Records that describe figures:

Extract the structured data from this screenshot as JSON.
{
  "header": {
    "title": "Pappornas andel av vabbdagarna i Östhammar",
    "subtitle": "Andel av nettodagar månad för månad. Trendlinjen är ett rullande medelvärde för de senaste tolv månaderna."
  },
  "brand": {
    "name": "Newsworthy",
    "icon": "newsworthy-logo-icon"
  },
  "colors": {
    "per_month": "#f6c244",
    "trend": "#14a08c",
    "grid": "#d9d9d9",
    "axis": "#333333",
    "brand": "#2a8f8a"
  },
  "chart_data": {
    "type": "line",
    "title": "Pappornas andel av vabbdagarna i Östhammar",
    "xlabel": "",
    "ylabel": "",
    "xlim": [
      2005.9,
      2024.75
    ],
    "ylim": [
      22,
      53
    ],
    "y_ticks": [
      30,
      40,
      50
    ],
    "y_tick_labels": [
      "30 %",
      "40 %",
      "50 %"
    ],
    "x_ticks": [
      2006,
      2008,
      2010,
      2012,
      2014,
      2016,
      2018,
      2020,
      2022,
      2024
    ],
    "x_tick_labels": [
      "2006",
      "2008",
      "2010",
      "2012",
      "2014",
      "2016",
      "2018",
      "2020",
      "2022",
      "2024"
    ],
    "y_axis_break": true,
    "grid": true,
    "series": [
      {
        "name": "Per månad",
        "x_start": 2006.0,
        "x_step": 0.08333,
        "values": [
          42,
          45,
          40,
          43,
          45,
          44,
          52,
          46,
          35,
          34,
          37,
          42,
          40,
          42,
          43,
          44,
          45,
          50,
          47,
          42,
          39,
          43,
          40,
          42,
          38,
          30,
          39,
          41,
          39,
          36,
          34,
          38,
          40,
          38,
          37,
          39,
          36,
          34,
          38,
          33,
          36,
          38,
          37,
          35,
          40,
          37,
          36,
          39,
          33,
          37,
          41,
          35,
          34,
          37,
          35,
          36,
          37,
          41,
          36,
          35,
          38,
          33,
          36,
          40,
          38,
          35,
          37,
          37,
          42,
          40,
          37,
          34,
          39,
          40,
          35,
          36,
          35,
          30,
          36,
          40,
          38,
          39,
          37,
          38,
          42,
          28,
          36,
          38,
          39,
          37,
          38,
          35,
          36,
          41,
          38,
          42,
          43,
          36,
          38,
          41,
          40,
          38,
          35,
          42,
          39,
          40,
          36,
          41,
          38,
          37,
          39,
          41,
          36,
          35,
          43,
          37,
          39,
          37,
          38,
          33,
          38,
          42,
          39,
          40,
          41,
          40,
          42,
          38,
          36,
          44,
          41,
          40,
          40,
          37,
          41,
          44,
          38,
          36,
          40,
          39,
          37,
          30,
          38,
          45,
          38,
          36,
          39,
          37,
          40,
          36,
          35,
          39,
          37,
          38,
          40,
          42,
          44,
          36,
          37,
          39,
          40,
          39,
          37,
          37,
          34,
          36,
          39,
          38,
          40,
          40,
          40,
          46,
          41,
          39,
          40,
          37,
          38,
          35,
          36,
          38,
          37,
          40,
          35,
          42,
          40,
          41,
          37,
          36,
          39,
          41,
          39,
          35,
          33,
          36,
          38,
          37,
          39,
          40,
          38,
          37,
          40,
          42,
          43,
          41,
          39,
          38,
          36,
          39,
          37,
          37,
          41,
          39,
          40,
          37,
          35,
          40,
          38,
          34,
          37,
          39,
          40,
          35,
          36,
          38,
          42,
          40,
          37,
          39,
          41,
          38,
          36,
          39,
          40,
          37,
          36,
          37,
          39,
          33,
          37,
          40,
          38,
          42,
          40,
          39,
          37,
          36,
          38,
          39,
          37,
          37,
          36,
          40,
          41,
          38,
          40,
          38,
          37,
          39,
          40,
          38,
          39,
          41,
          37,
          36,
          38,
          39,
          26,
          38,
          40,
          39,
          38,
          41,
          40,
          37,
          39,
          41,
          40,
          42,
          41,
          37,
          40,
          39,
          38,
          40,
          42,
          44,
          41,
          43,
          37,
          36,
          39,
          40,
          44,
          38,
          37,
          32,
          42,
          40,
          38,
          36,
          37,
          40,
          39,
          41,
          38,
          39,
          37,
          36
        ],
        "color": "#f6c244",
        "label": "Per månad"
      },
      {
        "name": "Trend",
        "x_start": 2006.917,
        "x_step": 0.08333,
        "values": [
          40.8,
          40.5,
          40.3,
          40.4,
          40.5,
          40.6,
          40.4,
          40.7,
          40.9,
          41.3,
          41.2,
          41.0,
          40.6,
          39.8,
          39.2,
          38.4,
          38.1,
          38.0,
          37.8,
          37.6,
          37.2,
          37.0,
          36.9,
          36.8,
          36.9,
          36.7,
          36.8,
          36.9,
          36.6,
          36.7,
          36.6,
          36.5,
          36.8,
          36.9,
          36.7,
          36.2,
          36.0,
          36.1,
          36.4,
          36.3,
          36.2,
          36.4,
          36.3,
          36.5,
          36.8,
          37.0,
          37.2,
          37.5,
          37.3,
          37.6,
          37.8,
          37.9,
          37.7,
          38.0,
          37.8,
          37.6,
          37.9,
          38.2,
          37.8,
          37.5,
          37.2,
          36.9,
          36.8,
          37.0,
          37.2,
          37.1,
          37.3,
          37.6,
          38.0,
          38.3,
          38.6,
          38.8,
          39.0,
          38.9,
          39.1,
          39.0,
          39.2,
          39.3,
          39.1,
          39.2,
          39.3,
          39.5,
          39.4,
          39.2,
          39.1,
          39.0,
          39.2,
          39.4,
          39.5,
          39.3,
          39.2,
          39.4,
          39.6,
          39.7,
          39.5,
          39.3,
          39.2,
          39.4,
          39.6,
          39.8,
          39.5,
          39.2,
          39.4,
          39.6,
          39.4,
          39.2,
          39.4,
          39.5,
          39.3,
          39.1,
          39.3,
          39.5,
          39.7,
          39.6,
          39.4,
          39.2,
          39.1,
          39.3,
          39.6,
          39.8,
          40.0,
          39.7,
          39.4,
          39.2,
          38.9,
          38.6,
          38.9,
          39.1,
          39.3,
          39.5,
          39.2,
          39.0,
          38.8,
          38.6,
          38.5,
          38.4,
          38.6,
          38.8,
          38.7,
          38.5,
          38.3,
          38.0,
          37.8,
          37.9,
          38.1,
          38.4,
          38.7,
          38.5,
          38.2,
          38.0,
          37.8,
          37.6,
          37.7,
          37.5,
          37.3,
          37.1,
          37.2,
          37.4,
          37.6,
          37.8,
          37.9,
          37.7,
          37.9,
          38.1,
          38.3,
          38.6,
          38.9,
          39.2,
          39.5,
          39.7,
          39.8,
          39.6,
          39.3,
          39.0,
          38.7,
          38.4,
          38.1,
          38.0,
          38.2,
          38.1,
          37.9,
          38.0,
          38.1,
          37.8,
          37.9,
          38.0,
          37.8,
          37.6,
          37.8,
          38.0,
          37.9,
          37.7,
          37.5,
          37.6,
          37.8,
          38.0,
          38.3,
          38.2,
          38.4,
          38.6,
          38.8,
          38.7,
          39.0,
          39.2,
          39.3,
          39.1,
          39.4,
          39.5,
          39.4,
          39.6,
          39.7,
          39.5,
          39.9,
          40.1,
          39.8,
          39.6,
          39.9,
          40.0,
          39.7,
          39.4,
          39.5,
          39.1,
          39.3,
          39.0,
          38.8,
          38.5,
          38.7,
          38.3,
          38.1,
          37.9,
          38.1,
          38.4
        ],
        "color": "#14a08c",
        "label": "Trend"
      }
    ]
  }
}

GOAL:
Reproduce every record above exactly as it appears.

RESPONSE BELOW:
Extract the structured data from this screenshot as JSON.
{
  "header": {
    "title": "Pappornas andel av vabbdagarna i Östhammar",
    "subtitle": "Andel av nettodagar månad för månad. Trendlinjen är ett rullande medelvärde för de senaste tolv månaderna."
  },
  "brand": {
    "name": "Newsworthy",
    "icon": "newsworthy-logo-icon"
  },
  "colors": {
    "per_month": "#f6c244",
    "trend": "#14a08c",
    "grid": "#d9d9d9",
    "axis": "#333333",
    "brand": "#2a8f8a"
  },
  "chart_data": {
    "type": "line",
    "title": "Pappornas andel av vabbdagarna i Östhammar",
    "xlabel": "",
    "ylabel": "",
    "xlim": [
      2005.9,
      2024.75
    ],
    "ylim": [
      22,
      53
    ],
    "y_ticks": [
      30,
      40,
      50
    ],
    "y_tick_labels": [
      "30 %",
      "40 %",
      "50 %"
    ],
    "x_ticks": [
      2006,
      2008,
      2010,
      2012,
      2014,
      2016,
      2018,
      2020,
      2022,
      2024
    ],
    "x_tick_labels": [
      "2006",
      "2008",
      "2010",
      "2012",
      "2014",
      "2016",
      "2018",
      "2020",
      "2022",
      "2024"
    ],
    "y_axis_break": true,
    "grid": true,
    "series": [
      {
        "name": "Per månad",
        "x_start": 2006.0,
        "x_step": 0.08333,
        "values": [
          42,
          45,
          40,
          43,
          45,
          44,
          52,
          46,
          35,
          34,
          37,
          42,
          40,
          42,
          43,
          44,
          45,
          50,
          47,
          42,
          39,
          43,
          40,
          42,
          38,
          30,
          39,
          41,
          39,
          36,
          34,
          38,
          40,
          38,
          37,
          39,
          36,
          34,
          38,
          33,
          36,
          38,
          37,
          35,
          40,
          37,
          36,
          39,
          33,
          37,
          41,
          35,
          34,
          37,
          35,
          36,
          37,
          41,
          36,
          35,
          38,
          33,
          36,
          40,
          38,
          35,
          37,
          37,
          42,
          40,
          37,
          34,
          39,
          40,
          35,
          36,
          35,
          30,
          36,
          40,
          38,
          39,
          37,
          38,
          42,
          28,
          36,
          38,
          39,
          37,
          38,
          35,
          36,
          41,
          38,
          42,
          43,
          36,
          38,
          41,
          40,
          38,
          35,
          42,
          39,
          40,
          36,
          41,
          38,
          37,
          39,
          41,
          36,
          35,
          43,
          37,
          39,
          37,
          38,
          33,
          38,
          42,
          39,
          40,
          41,
          40,
          42,
          38,
          36,
          44,
          41,
          40,
          40,
          37,
          41,
          44,
          38,
          36,
          40,
          39,
          37,
          30,
          38,
          45,
          38,
          36,
          39,
          37,
          40,
          36,
          35,
          39,
          37,
          38,
          40,
          42,
          44,
          36,
          37,
          39,
          40,
          39,
          37,
          37,
          34,
          36,
          39,
          38,
          40,
          40,
          40,
          46,
          41,
          39,
          40,
          37,
          38,
          35,
          36,
          38,
          37,
          40,
          35,
          42,
          40,
          41,
          37,
          36,
          39,
          41,
          39,
          35,
          33,
          36,
          38,
          37,
          39,
          40,
          38,
          37,
          40,
          42,
          43,
          41,
          39,
          38,
          36,
          39,
          37,
          37,
          41,
          39,
          40,
          37,
          35,
          40,
          38,
          34,
          37,
          39,
          40,
          35,
          36,
          38,
          42,
          40,
          37,
          39,
          41,
          38,
          36,
          39,
          40,
          37,
          36,
          37,
          39,
          33,
          37,
          40,
          38,
          42,
          40,
          39,
          37,
          36,
          38,
          39,
          37,
          37,
          36,
          40,
          41,
          38,
          40,
          38,
          37,
          39,
          40,
          38,
          39,
          41,
          37,
          36,
          38,
          39,
          26,
          38,
          40,
          39,
          38,
          41,
          40,
          37,
          39,
          41,
          40,
          42,
          41,
          37,
          40,
          39,
          38,
          40,
          42,
          44,
          41,
          43,
          37,
          36,
          39,
          40,
          44,
          38,
          37,
          32,
          42,
          40,
          38,
          36,
          37,
          40,
          39,
          41,
          38,
          39,
          37,
          36
        ],
        "color": "#f6c244",
        "label": "Per månad"
      },
      {
        "name": "Trend",
        "x_start": 2006.917,
        "x_step": 0.08333,
        "values": [
          40.8,
          40.5,
          40.3,
          40.4,
          40.5,
          40.6,
          40.4,
          40.7,
          40.9,
          41.3,
          41.2,
          41.0,
          40.6,
          39.8,
          39.2,
          38.4,
          38.1,
          38.0,
          37.8,
          37.6,
          37.2,
          37.0,
          36.9,
          36.8,
          36.9,
          36.7,
          36.8,
          36.9,
          36.6,
          36.7,
          36.6,
          36.5,
          36.8,
          36.9,
          36.7,
          36.2,
          36.0,
          36.1,
          36.4,
          36.3,
          36.2,
          36.4,
          36.3,
          36.5,
          36.8,
          37.0,
          37.2,
          37.5,
          37.3,
          37.6,
          37.8,
          37.9,
          37.7,
          38.0,
          37.8,
          37.6,
          37.9,
          38.2,
          37.8,
          37.5,
          37.2,
          36.9,
          36.8,
          37.0,
          37.2,
          37.1,
          37.3,
          37.6,
          38.0,
          38.3,
          38.6,
          38.8,
          39.0,
          38.9,
          39.1,
          39.0,
          39.2,
          39.3,
          39.1,
          39.2,
          39.3,
          39.5,
          39.4,
          39.2,
          39.1,
          39.0,
          39.2,
          39.4,
          39.5,
          39.3,
          39.2,
          39.4,
          39.6,
          39.7,
          39.5,
          39.3,
          39.2,
          39.4,
          39.6,
          39.8,
          39.5,
          39.2,
          39.4,
          39.6,
          39.4,
          39.2,
          39.4,
          39.5,
          39.3,
          39.1,
          39.3,
          39.5,
          39.7,
          39.6,
          39.4,
          39.2,
          39.1,
          39.3,
          39.6,
          39.8,
          40.0,
          39.7,
          39.4,
          39.2,
          38.9,
          38.6,
          38.9,
          39.1,
          39.3,
          39.5,
          39.2,
          39.0,
          38.8,
          38.6,
          38.5,
          38.4,
          38.6,
          38.8,
          38.7,
          38.5,
          38.3,
          38.0,
          37.8,
          37.9,
          38.1,
          38.4,
          38.7,
          38.5,
          38.2,
          38.0,
          37.8,
          37.6,
          37.7,
          37.5,
          37.3,
          37.1,
          37.2,
          37.4,
          37.6,
          37.8,
          37.9,
          37.7,
          37.9,
          38.1,
          38.3,
          38.6,
          38.9,
          39.2,
          39.5,
          39.7,
          39.8,
          39.6,
          39.3,
          39.0,
          38.7,
          38.4,
          38.1,
          38.0,
          38.2,
          38.1,
          37.9,
          38.0,
          38.1,
          37.8,
          37.9,
          38.0,
          37.8,
          37.6,
          37.8,
          38.0,
          37.9,
          37.7,
          37.5,
          37.6,
          37.8,
          38.0,
          38.3,
          38.2,
          38.4,
          38.6,
          38.8,
          38.7,
          39.0,
          39.2,
          39.3,
          39.1,
          39.4,
          39.5,
          39.4,
          39.6,
          39.7,
          39.5,
          39.9,
          40.1,
          39.8,
          39.6,
          39.9,
          40.0,
          39.7,
          39.4,
          39.5,
          39.1,
          39.3,
          39.0,
          38.8,
          38.5,
          38.7,
          38.3,
          38.1,
          37.9,
          38.1,
          38.4
        ],
        "color": "#14a08c",
        "label": "Trend"
      }
    ]
  }
}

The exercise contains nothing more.